═══ Exercise data ═══

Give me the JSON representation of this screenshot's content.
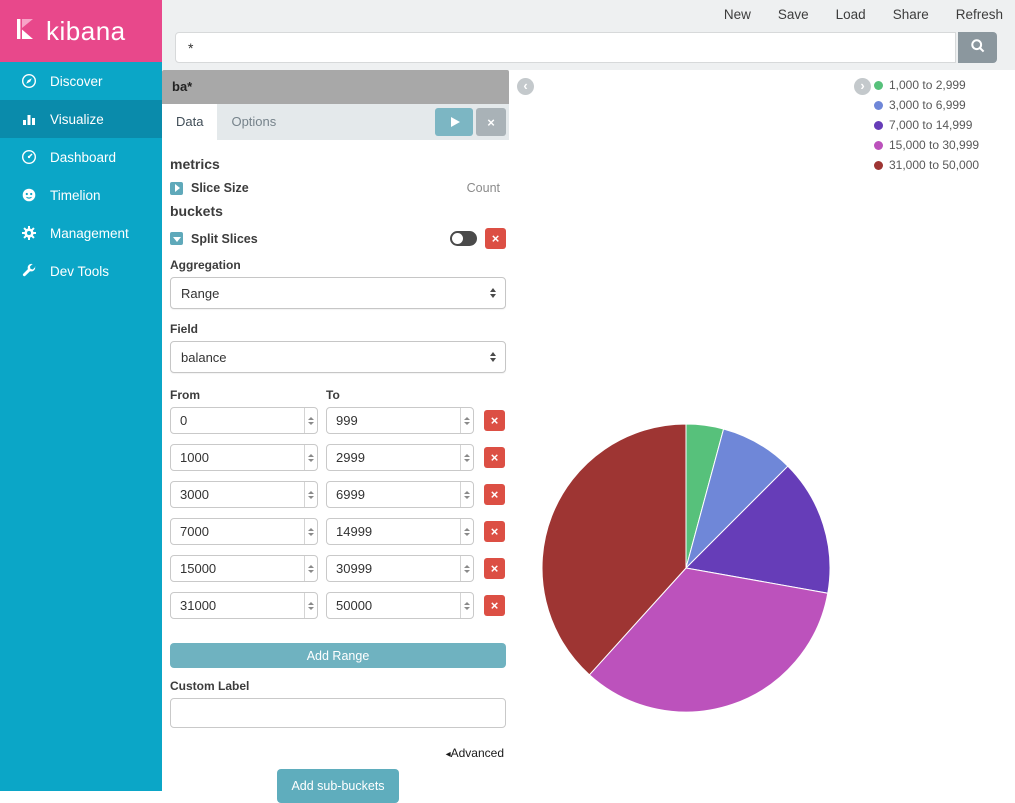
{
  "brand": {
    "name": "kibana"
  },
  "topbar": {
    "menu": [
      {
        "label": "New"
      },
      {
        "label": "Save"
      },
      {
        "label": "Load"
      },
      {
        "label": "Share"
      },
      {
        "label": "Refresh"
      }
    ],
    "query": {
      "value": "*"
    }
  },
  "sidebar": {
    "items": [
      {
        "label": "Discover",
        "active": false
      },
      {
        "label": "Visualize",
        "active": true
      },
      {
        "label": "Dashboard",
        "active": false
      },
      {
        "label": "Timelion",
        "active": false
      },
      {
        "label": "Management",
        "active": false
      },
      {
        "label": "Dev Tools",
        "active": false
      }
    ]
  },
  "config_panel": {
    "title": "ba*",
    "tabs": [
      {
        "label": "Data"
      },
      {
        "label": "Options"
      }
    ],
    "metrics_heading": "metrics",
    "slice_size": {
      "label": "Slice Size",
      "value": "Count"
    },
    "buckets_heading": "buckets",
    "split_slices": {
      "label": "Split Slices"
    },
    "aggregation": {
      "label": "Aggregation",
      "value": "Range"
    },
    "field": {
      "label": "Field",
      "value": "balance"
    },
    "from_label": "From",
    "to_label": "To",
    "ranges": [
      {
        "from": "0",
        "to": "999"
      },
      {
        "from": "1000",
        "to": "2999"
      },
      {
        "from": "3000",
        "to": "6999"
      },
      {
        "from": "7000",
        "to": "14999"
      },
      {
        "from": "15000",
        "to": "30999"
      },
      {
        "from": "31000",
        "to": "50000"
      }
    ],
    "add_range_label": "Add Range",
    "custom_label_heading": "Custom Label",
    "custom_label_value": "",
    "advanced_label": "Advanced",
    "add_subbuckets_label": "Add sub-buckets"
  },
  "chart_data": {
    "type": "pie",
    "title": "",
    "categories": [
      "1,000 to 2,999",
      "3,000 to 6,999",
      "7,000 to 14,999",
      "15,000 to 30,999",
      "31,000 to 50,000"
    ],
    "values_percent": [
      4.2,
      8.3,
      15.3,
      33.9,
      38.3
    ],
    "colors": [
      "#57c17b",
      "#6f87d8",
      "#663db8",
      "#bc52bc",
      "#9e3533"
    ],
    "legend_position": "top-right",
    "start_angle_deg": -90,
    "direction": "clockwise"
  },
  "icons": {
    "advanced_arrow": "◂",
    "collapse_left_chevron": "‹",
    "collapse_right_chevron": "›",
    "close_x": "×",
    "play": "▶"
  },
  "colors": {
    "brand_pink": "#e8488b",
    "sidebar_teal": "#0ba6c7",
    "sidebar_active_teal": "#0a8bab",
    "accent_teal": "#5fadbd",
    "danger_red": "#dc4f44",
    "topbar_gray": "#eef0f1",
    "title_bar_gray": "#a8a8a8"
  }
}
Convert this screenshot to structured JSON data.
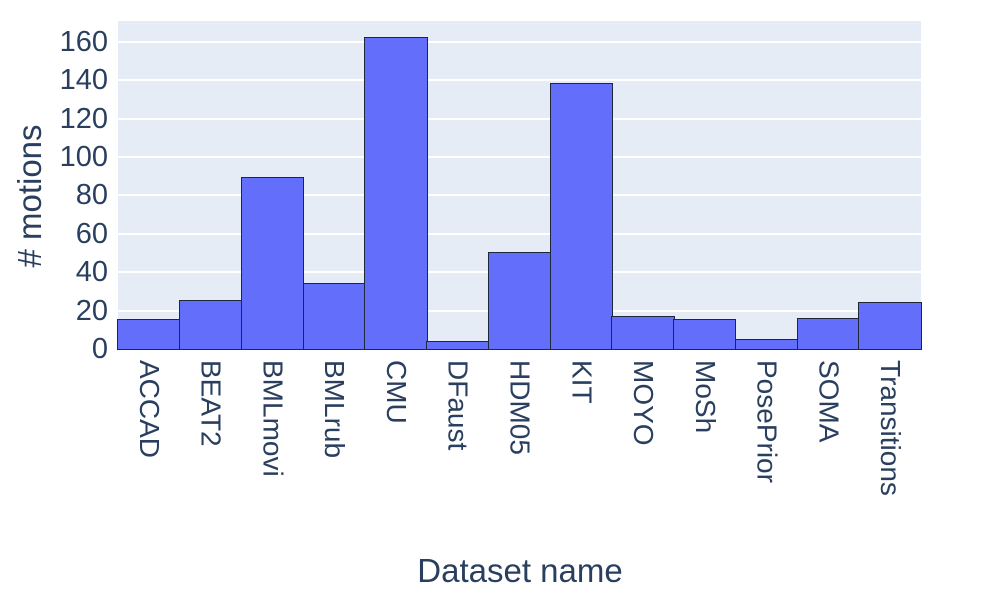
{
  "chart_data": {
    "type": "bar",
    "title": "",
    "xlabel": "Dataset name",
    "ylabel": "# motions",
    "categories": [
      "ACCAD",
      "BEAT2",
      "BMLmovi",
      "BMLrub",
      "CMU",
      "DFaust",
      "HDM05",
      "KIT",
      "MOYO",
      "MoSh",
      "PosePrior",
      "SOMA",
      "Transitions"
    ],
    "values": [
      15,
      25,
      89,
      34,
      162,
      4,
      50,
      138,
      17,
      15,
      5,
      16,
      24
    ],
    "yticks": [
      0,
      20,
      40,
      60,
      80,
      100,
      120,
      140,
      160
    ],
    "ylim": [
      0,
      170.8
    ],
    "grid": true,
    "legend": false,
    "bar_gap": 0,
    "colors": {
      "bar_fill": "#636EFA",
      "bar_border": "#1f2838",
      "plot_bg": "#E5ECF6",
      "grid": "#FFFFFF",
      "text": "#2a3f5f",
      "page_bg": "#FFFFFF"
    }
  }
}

═══

| Stated goal |
State how many lines of the material contain the string "this", with no other words.

| Complete answer |
2